Short task: Show every line where "value" occurs.

Listed entries:
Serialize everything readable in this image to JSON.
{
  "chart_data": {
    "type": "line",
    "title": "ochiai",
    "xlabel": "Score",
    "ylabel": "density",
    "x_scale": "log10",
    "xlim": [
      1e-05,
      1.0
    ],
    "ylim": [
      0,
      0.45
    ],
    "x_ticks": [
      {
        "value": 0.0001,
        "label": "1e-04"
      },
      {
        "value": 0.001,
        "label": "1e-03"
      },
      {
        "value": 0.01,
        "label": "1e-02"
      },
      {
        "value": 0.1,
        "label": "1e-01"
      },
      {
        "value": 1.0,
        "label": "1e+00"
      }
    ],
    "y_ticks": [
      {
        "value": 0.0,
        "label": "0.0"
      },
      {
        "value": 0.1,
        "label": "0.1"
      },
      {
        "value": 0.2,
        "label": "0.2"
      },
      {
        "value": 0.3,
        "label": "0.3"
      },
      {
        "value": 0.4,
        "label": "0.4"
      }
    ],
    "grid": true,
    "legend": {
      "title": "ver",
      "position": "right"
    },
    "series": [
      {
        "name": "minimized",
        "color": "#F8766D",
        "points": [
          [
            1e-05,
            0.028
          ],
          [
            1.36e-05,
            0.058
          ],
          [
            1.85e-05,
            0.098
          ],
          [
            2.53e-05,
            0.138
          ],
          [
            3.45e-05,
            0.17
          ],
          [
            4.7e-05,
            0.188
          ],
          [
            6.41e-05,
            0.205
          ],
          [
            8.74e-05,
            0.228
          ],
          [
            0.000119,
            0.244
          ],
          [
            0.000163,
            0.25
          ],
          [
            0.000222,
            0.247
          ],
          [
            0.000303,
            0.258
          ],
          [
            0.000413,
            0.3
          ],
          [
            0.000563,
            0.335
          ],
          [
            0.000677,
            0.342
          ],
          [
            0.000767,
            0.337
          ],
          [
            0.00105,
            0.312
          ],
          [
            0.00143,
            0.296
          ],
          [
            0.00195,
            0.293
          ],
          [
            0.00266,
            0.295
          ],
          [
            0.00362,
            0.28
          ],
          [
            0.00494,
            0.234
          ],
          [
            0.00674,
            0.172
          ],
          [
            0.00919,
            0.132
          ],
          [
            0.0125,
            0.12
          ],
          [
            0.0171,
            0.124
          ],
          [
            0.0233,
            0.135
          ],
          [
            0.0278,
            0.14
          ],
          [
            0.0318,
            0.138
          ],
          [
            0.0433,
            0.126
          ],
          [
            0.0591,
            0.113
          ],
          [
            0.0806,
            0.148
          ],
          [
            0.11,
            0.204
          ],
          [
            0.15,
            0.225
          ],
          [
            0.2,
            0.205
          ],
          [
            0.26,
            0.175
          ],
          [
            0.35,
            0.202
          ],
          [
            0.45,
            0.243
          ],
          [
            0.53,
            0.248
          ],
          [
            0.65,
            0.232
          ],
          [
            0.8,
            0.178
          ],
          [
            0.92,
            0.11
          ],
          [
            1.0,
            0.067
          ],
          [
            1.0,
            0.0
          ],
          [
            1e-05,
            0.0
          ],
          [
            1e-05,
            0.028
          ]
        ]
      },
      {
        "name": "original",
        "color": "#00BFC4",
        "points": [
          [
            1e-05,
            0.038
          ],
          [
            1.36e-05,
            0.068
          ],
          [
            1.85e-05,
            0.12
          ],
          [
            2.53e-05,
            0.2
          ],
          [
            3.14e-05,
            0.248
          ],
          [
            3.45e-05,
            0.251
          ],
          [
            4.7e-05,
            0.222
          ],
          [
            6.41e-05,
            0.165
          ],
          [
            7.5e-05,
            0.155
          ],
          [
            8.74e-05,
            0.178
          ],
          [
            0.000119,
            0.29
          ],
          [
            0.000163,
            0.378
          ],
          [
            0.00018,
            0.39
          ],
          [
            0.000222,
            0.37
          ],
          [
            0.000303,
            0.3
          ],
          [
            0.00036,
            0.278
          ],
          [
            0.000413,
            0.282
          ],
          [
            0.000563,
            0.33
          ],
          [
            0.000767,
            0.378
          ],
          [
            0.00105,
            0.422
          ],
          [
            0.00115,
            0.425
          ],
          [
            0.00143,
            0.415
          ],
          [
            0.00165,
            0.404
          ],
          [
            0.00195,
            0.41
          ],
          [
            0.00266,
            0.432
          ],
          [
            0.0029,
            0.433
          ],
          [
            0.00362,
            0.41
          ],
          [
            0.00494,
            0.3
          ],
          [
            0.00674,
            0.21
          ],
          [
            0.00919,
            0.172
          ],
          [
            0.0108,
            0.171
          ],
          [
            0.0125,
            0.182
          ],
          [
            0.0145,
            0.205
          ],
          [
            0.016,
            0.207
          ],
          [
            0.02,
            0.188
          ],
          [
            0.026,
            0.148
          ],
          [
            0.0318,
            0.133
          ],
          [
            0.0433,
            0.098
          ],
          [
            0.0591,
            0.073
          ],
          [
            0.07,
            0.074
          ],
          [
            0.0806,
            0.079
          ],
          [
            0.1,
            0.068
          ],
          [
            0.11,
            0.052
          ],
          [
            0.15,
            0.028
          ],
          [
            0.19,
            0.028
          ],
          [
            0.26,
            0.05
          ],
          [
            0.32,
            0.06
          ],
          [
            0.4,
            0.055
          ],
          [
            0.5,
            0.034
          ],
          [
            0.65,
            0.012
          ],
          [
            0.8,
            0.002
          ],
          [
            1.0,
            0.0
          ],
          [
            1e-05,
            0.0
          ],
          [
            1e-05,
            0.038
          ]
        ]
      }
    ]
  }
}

Finished answer:
        "value": 0.0001,
        "value": 0.001,
        "value": 0.01,
        "value": 0.1,
        "value": 1.0,
        "value": 0.0,
        "value": 0.1,
        "value": 0.2,
        "value": 0.3,
        "value": 0.4,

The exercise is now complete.